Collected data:
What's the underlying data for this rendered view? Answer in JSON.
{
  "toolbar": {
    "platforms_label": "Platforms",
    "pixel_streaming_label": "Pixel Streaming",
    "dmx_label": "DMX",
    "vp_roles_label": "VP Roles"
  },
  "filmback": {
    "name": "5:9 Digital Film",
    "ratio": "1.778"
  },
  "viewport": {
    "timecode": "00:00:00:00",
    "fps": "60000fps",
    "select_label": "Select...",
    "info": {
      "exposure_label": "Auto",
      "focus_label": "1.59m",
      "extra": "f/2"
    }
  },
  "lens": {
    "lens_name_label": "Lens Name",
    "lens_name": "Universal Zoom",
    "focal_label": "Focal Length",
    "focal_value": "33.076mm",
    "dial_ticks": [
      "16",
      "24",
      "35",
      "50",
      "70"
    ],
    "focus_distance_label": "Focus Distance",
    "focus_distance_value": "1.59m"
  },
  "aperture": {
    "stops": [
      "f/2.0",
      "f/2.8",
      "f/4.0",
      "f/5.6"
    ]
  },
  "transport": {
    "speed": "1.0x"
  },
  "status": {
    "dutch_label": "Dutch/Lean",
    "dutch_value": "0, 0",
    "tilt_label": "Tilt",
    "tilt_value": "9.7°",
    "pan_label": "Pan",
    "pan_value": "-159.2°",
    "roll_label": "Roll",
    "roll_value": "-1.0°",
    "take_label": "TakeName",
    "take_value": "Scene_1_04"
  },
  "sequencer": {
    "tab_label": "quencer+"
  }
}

### Stated problem
Repeat each record exactly, leaving nothing out.

### Result
What's the underlying data for this rendered view? Answer in JSON.
{
  "toolbar": {
    "platforms_label": "Platforms",
    "pixel_streaming_label": "Pixel Streaming",
    "dmx_label": "DMX",
    "vp_roles_label": "VP Roles"
  },
  "filmback": {
    "name": "5:9 Digital Film",
    "ratio": "1.778"
  },
  "viewport": {
    "timecode": "00:00:00:00",
    "fps": "60000fps",
    "select_label": "Select...",
    "info": {
      "exposure_label": "Auto",
      "focus_label": "1.59m",
      "extra": "f/2"
    }
  },
  "lens": {
    "lens_name_label": "Lens Name",
    "lens_name": "Universal Zoom",
    "focal_label": "Focal Length",
    "focal_value": "33.076mm",
    "dial_ticks": [
      "16",
      "24",
      "35",
      "50",
      "70"
    ],
    "focus_distance_label": "Focus Distance",
    "focus_distance_value": "1.59m"
  },
  "aperture": {
    "stops": [
      "f/2.0",
      "f/2.8",
      "f/4.0",
      "f/5.6"
    ]
  },
  "transport": {
    "speed": "1.0x"
  },
  "status": {
    "dutch_label": "Dutch/Lean",
    "dutch_value": "0, 0",
    "tilt_label": "Tilt",
    "tilt_value": "9.7°",
    "pan_label": "Pan",
    "pan_value": "-159.2°",
    "roll_label": "Roll",
    "roll_value": "-1.0°",
    "take_label": "TakeName",
    "take_value": "Scene_1_04"
  },
  "sequencer": {
    "tab_label": "quencer+"
  }
}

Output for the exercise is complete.